> _DATA PROVIDED_:
---+---

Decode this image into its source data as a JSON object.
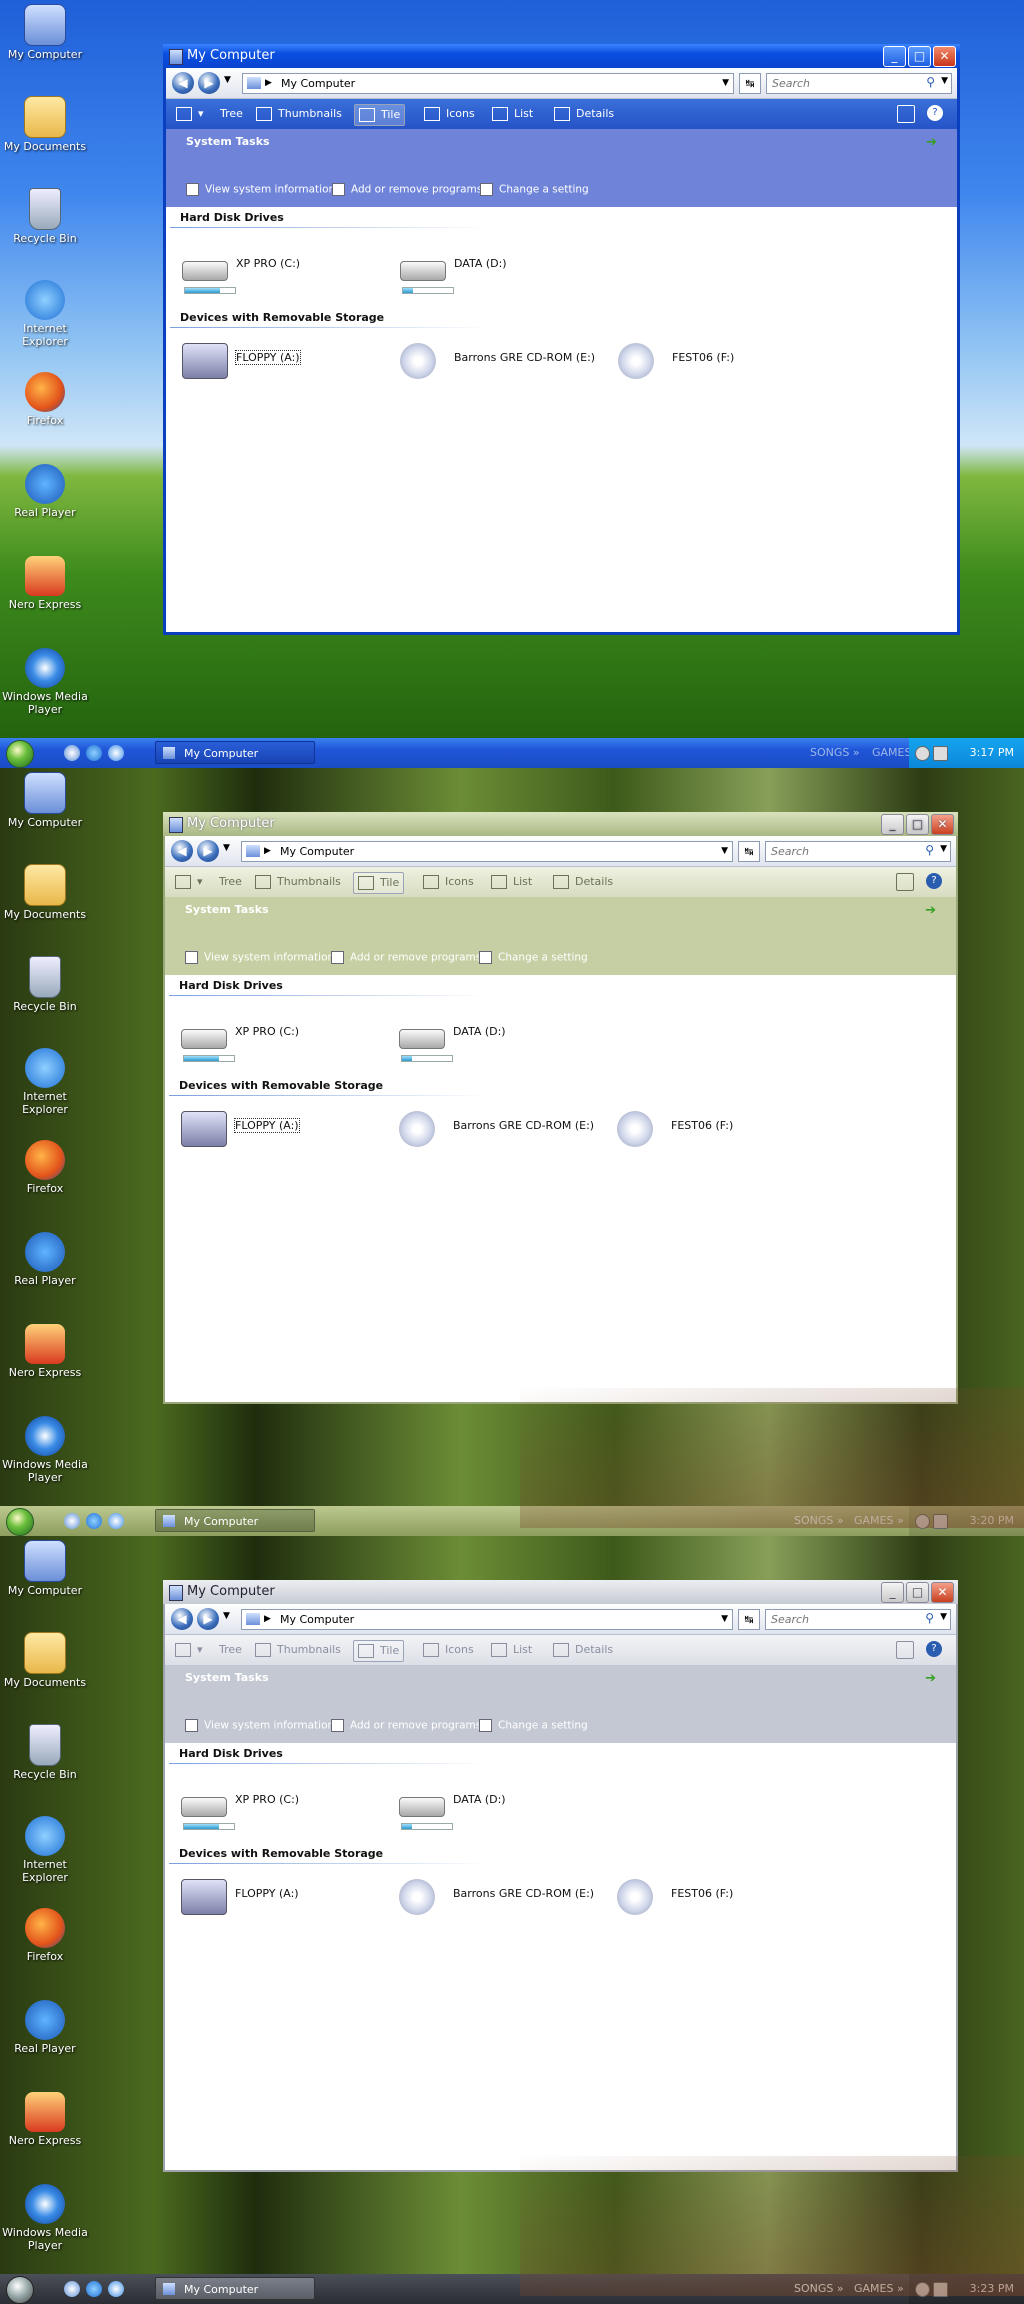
{
  "desktop_icons": [
    "My Computer",
    "My Documents",
    "Recycle Bin",
    "Internet Explorer",
    "Firefox",
    "Real Player",
    "Nero Express",
    "Windows Media Player"
  ],
  "window": {
    "title": "My Computer",
    "address": "My Computer",
    "search_placeholder": "Search",
    "toolbar": {
      "tree": "Tree",
      "thumbnails": "Thumbnails",
      "tile": "Tile",
      "icons": "Icons",
      "list": "List",
      "details": "Details"
    },
    "system_tasks": {
      "title": "System Tasks",
      "links": [
        "View system information",
        "Add or remove programs",
        "Change a setting"
      ]
    },
    "sections": {
      "hdd": "Hard Disk Drives",
      "removable": "Devices with Removable Storage"
    },
    "hard_drives": [
      {
        "label": "XP PRO (C:)",
        "used_fraction": 0.7
      },
      {
        "label": "DATA (D:)",
        "used_fraction": 0.2
      }
    ],
    "removable_drives": [
      {
        "label": "FLOPPY (A:)",
        "type": "floppy-icon"
      },
      {
        "label": "Barrons GRE CD-ROM (E:)",
        "type": "cd-drive-icon"
      },
      {
        "label": "FEST06 (F:)",
        "type": "cd-drive-icon"
      }
    ]
  },
  "taskbar": {
    "button": "My Computer",
    "toolbars": [
      "SONGS",
      "GAMES"
    ],
    "clocks": [
      "3:17 PM",
      "3:20 PM",
      "3:23 PM"
    ]
  },
  "colors": {
    "xp_blue": "#0a4ee0",
    "olive": "#a9b884",
    "silver": "#c6cad2",
    "accent_green": "#37a024"
  }
}
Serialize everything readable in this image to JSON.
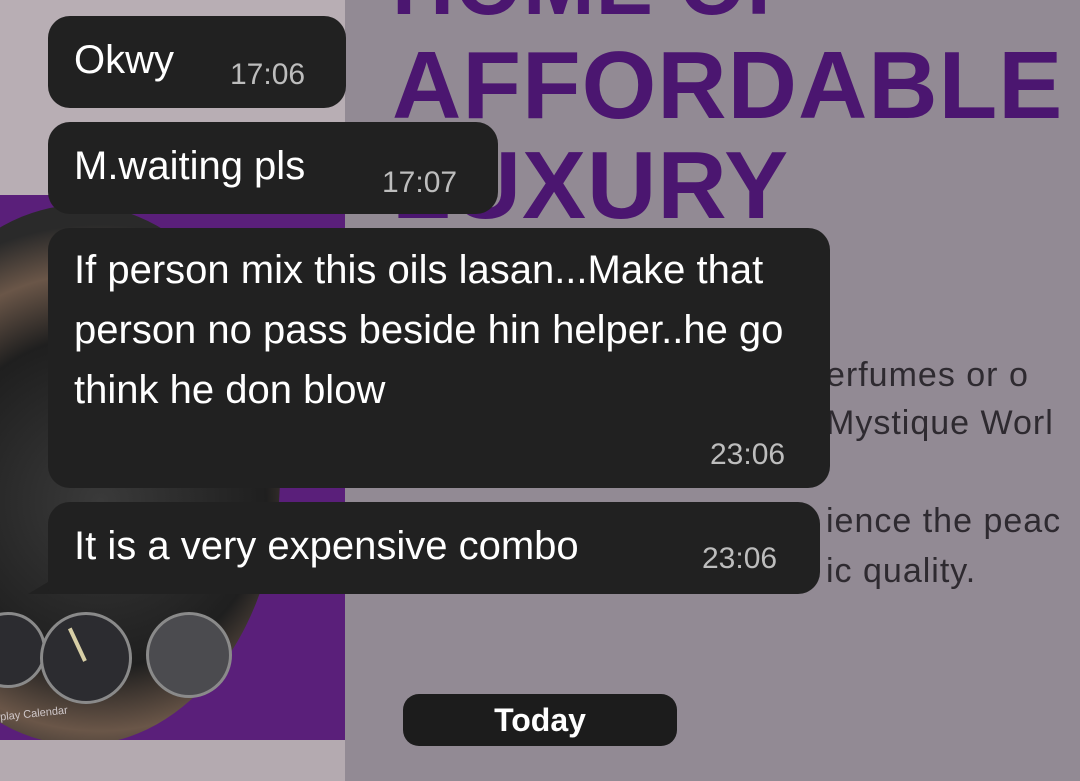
{
  "wallpaper": {
    "hero_lines": [
      "HOME OF",
      "AFFORDABLE",
      "LUXURY"
    ],
    "body_lines": [
      "erfumes or o",
      "Mystique Worl",
      "ience the peac",
      "ic quality."
    ],
    "watch_caption": "play Calendar",
    "colors": {
      "purple": "#5a1f7a",
      "hero_text": "#4b1670"
    }
  },
  "messages": [
    {
      "text": "Okwy",
      "time": "17:06"
    },
    {
      "text": "M.waiting pls",
      "time": "17:07"
    },
    {
      "text": "If person mix this oils lasan...Make that person no pass beside hin helper..he go think he don blow",
      "time": "23:06"
    },
    {
      "text": "It is a very expensive combo",
      "time": "23:06"
    }
  ],
  "date_divider": "Today",
  "colors": {
    "bubble": "#212121",
    "bubble_text": "#ffffff",
    "timestamp": "#bdbdbd"
  }
}
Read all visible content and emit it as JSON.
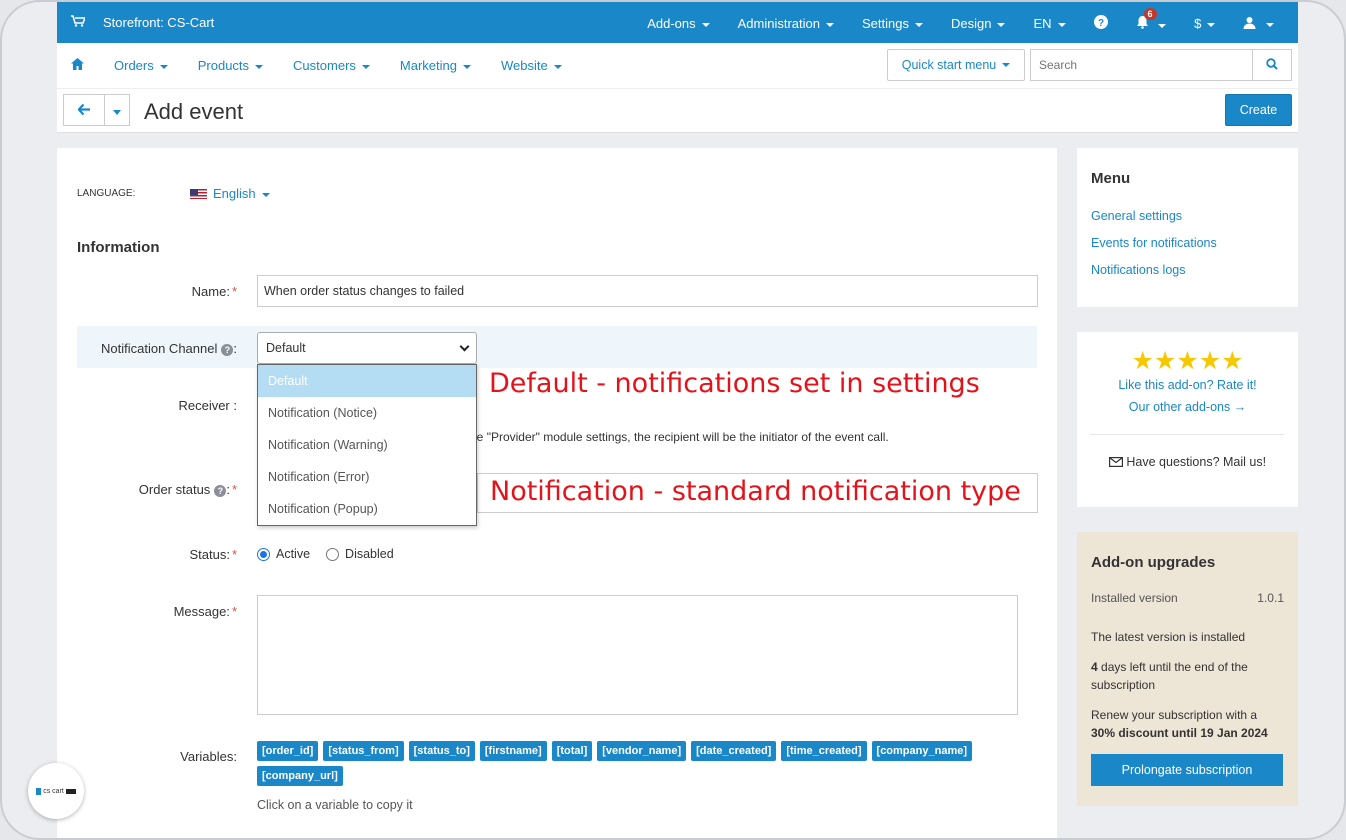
{
  "topbar": {
    "store_label": "Storefront: CS-Cart",
    "menu": [
      "Add-ons",
      "Administration",
      "Settings",
      "Design",
      "EN"
    ],
    "notification_count": "6",
    "currency": "$"
  },
  "nav": {
    "items": [
      "Orders",
      "Products",
      "Customers",
      "Marketing",
      "Website"
    ],
    "quick_start": "Quick start menu",
    "search_placeholder": "Search"
  },
  "title": {
    "text": "Add event",
    "create_label": "Create"
  },
  "form": {
    "language_label": "LANGUAGE:",
    "language_value": "English",
    "section": "Information",
    "name_label": "Name:",
    "name_value": "When order status changes to failed",
    "channel_label": "Notification Channel",
    "channel_value": "Default",
    "channel_options": [
      "Default",
      "Notification (Notice)",
      "Notification (Warning)",
      "Notification (Error)",
      "Notification (Popup)"
    ],
    "receiver_label": "Receiver :",
    "receiver_note": "in the \"Provider\" module settings, the recipient will be the initiator of the event call.",
    "order_status_label": "Order status",
    "status_label": "Status:",
    "status_active": "Active",
    "status_disabled": "Disabled",
    "message_label": "Message:",
    "variables_label": "Variables:",
    "variables": [
      "[order_id]",
      "[status_from]",
      "[status_to]",
      "[firstname]",
      "[total]",
      "[vendor_name]",
      "[date_created]",
      "[time_created]",
      "[company_name]",
      "[company_url]"
    ],
    "copy_note": "Click on a variable to copy it"
  },
  "annotations": {
    "default_note": "Default - notifications set in settings",
    "notification_note": "Notification - standard notification type"
  },
  "sidebar": {
    "menu_title": "Menu",
    "menu_links": [
      "General settings",
      "Events for notifications",
      "Notifications logs"
    ],
    "rate_text": "Like this add-on? Rate it!",
    "other_addons": "Our other add-ons →",
    "mail_us": "Have questions? Mail us!",
    "upgrades_title": "Add-on upgrades",
    "installed_label": "Installed version",
    "installed_value": "1.0.1",
    "latest_text": "The latest version is installed",
    "days_num": "4",
    "days_text": " days left until the end of the subscription",
    "renew_text": "Renew your subscription with a",
    "discount_text": "30% discount until 19 Jan 2024",
    "prolong_label": "Prolongate subscription"
  },
  "logo_text": "cs cart"
}
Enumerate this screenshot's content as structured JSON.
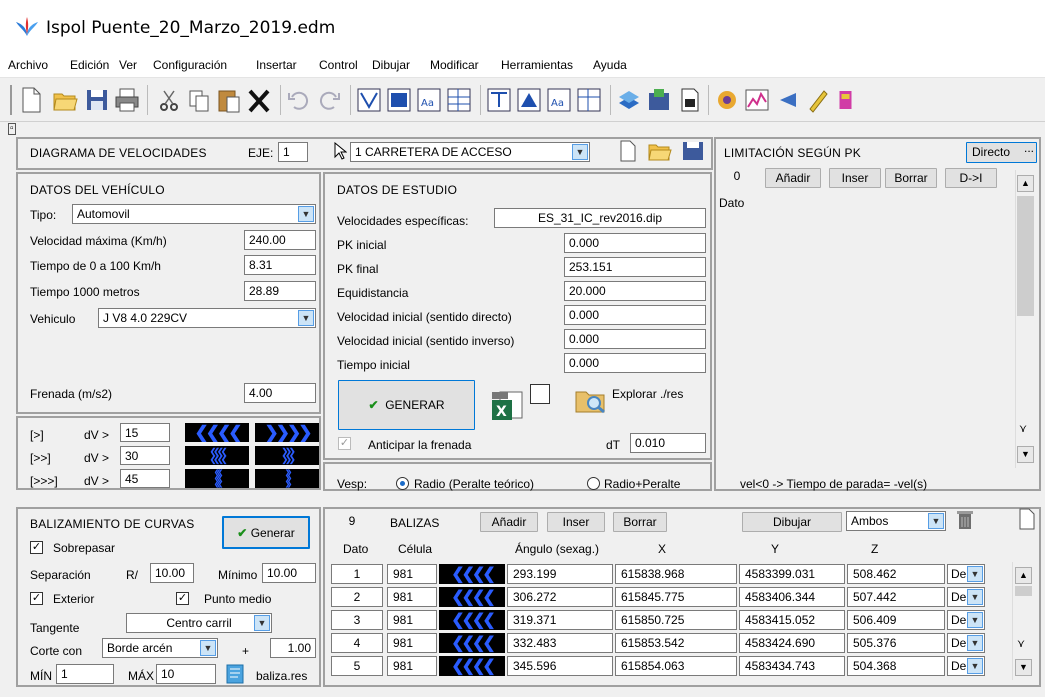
{
  "window": {
    "title": "Ispol Puente_20_Marzo_2019.edm"
  },
  "menu": [
    "Archivo",
    "Edición",
    "Ver",
    "Configuración",
    "Insertar",
    "Control",
    "Dibujar",
    "Modificar",
    "Herramientas",
    "Ayuda"
  ],
  "diagram": {
    "title": "DIAGRAMA DE VELOCIDADES",
    "eje_label": "EJE:",
    "eje_value": "1",
    "axis_name": "1 CARRETERA DE ACCESO"
  },
  "vehicle": {
    "title": "DATOS DEL VEHÍCULO",
    "tipo_label": "Tipo:",
    "tipo_value": "Automovil",
    "vmax_label": "Velocidad máxima (Km/h)",
    "vmax_value": "240.00",
    "t100_label": "Tiempo de 0 a 100 Km/h",
    "t100_value": "8.31",
    "t1000_label": "Tiempo 1000 metros",
    "t1000_value": "28.89",
    "veh_label": "Vehiculo",
    "veh_value": "J V8 4.0 229CV",
    "frenada_label": "Frenada (m/s2)",
    "frenada_value": "4.00"
  },
  "dv": {
    "rows": [
      {
        "tag": "[>]",
        "label": "dV >",
        "value": "15"
      },
      {
        "tag": "[>>]",
        "label": "dV >",
        "value": "30"
      },
      {
        "tag": "[>>>]",
        "label": "dV >",
        "value": "45"
      }
    ]
  },
  "study": {
    "title": "DATOS DE ESTUDIO",
    "vel_esp_label": "Velocidades específicas:",
    "vel_esp_value": "ES_31_IC_rev2016.dip",
    "fields": [
      {
        "label": "PK inicial",
        "value": "0.000"
      },
      {
        "label": "PK final",
        "value": "253.151"
      },
      {
        "label": "Equidistancia",
        "value": "20.000"
      },
      {
        "label": "Velocidad inicial (sentido directo)",
        "value": "0.000"
      },
      {
        "label": "Velocidad inicial (sentido inverso)",
        "value": "0.000"
      },
      {
        "label": "Tiempo inicial",
        "value": "0.000"
      }
    ],
    "generar": "GENERAR",
    "explorar": "Explorar ./res",
    "anticipar": "Anticipar la frenada",
    "dt_label": "dT",
    "dt_value": "0.010"
  },
  "vesp": {
    "label": "Vesp:",
    "opt1": "Radio (Peralte teórico)",
    "opt2": "Radio+Peralte"
  },
  "limit": {
    "title": "LIMITACIÓN SEGÚN PK",
    "directo": "Directo",
    "count": "0",
    "anadir": "Añadir",
    "inser": "Inser",
    "borrar": "Borrar",
    "dtoi": "D->I",
    "dato": "Dato",
    "footer": "vel<0 -> Tiempo de parada= -vel(s)"
  },
  "curves": {
    "title": "BALIZAMIENTO DE CURVAS",
    "generar": "Generar",
    "sobrepasar": "Sobrepasar",
    "sep_label": "Separación",
    "r_label": "R/",
    "r_value": "10.00",
    "min_label": "Mínimo",
    "min_value": "10.00",
    "exterior": "Exterior",
    "punto_medio": "Punto medio",
    "tangente_label": "Tangente",
    "tangente_value": "Centro carril",
    "corte_label": "Corte con",
    "corte_value": "Borde arcén",
    "plus": "+",
    "corte_num": "1.00",
    "min2_label": "MÍN",
    "min2_value": "1",
    "max_label": "MÁX",
    "max_value": "10",
    "file": "baliza.res"
  },
  "balizas": {
    "count": "9",
    "title": "BALIZAS",
    "anadir": "Añadir",
    "inser": "Inser",
    "borrar": "Borrar",
    "dibujar": "Dibujar",
    "ambos": "Ambos",
    "headers": [
      "Dato",
      "Célula",
      "Ángulo (sexag.)",
      "X",
      "Y",
      "Z"
    ],
    "rows": [
      {
        "n": "1",
        "cel": "981",
        "ang": "293.199",
        "x": "615838.968",
        "y": "4583399.031",
        "z": "508.462",
        "side": "Der"
      },
      {
        "n": "2",
        "cel": "981",
        "ang": "306.272",
        "x": "615845.775",
        "y": "4583406.344",
        "z": "507.442",
        "side": "Der"
      },
      {
        "n": "3",
        "cel": "981",
        "ang": "319.371",
        "x": "615850.725",
        "y": "4583415.052",
        "z": "506.409",
        "side": "Der"
      },
      {
        "n": "4",
        "cel": "981",
        "ang": "332.483",
        "x": "615853.542",
        "y": "4583424.690",
        "z": "505.376",
        "side": "Der"
      },
      {
        "n": "5",
        "cel": "981",
        "ang": "345.596",
        "x": "615854.063",
        "y": "4583434.743",
        "z": "504.368",
        "side": "Der"
      }
    ]
  }
}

---+---

Check each line above for the string "Computer", then copy the ones that have it.

> _EXPECTED ANSWER_:
    "My Computer",
    "title": "My Computer",
    "address": "My Computer",
    "button": "My Computer",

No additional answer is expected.